[Text passage]
Type inference for CSV: two-phase detection

Phase 1 — Basic types: each cell is tested against a type ladder: bool → int → float → str. The first successful parse wins. Per-column types are promoted using a lattice: int + float → float, anything + str → str, T + None → T(nullable).

Phase 2 — Datetime detection: columns still typed as str after phase 1 are tested column-wise. The first successfully-parsed value's format becomes a candidate, then all values are validated against that single format. If ≥80% parse, the column is typed as datetime and the detected format string is cached for fast parsing during streaming.

This avoids the cost of trying strptime with 14 formats on every cell — datetime detection runs once per column on the sample, not per-value.

Complexity: O(s × c) where s = sample size (default 100), c = column count.

[Entries supplied]
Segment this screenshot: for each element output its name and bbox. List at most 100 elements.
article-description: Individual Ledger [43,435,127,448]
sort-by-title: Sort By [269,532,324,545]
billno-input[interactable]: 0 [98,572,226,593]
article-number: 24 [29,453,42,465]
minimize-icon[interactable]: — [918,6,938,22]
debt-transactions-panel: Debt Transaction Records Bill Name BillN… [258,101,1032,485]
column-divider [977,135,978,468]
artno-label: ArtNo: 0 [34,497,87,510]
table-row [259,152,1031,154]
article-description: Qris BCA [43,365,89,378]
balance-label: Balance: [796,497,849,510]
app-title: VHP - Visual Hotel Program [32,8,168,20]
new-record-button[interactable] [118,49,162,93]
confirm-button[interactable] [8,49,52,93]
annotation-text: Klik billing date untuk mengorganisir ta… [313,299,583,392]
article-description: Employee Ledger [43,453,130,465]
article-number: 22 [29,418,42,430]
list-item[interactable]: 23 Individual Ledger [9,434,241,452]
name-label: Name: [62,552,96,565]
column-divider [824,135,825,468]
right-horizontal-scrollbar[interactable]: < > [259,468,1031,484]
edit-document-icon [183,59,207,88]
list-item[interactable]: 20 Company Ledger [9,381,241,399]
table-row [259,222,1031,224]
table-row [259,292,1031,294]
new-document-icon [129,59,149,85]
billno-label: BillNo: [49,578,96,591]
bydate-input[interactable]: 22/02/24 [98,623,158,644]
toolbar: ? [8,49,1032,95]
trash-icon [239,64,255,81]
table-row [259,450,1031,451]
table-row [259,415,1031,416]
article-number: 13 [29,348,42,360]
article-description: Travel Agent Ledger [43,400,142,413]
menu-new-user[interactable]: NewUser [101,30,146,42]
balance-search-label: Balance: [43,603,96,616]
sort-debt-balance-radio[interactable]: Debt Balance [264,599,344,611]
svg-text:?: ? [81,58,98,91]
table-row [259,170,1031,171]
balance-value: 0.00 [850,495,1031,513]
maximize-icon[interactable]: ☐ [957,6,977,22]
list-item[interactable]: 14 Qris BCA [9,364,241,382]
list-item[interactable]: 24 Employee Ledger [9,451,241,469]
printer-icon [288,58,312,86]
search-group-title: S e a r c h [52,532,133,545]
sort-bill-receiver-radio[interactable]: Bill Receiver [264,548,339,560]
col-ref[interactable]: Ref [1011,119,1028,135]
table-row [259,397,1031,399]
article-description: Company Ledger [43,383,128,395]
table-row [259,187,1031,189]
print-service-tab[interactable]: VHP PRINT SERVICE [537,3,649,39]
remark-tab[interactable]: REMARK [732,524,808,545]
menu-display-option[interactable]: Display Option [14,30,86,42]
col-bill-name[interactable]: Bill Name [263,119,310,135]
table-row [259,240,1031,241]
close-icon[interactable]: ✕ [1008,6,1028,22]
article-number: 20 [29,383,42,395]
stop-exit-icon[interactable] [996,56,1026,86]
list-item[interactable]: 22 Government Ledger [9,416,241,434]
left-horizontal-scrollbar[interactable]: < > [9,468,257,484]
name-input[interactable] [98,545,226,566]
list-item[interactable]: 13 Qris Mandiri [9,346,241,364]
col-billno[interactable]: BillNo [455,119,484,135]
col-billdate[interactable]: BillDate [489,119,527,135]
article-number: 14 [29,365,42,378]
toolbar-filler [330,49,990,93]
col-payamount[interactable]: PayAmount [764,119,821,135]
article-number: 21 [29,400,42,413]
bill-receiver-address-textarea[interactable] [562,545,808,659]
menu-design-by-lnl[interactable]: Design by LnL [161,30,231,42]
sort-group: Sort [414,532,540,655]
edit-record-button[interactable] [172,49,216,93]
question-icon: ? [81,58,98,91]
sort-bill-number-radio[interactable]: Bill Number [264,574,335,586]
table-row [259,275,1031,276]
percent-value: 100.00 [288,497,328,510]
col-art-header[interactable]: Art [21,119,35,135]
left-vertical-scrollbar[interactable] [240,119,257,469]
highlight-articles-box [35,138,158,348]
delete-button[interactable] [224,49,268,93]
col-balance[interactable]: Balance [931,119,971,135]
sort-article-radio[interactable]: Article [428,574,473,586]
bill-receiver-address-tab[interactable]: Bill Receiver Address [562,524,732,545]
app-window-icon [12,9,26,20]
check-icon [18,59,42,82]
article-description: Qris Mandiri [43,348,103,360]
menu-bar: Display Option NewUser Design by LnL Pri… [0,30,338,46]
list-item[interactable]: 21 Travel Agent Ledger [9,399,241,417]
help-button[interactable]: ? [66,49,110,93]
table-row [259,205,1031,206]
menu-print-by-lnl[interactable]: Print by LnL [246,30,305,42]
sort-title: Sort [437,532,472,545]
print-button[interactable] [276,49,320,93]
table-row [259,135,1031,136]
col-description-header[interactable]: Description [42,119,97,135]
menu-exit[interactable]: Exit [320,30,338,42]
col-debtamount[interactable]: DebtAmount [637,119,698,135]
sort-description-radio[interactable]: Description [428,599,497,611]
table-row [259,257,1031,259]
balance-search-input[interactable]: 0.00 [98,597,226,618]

[Objective]
Repeat, word for word, the part of the CSV type inference passage from "Type inference for" to "sample, not per-value.".

[In response]
Type inference for CSV: two-phase detection

Phase 1 — Basic types: each cell is tested against a type ladder: bool → int → float → str. The first successful parse wins. Per-column types are promoted using a lattice: int + float → float, anything + str → str, T + None → T(nullable).

Phase 2 — Datetime detection: columns still typed as str after phase 1 are tested column-wise. The first successfully-parsed value's format becomes a candidate, then all values are validated against that single format. If ≥80% parse, the column is typed as datetime and the detected format string is cached for fast parsing during streaming.

This avoids the cost of trying strptime with 14 formats on every cell — datetime detection runs once per column on the sample, not per-value.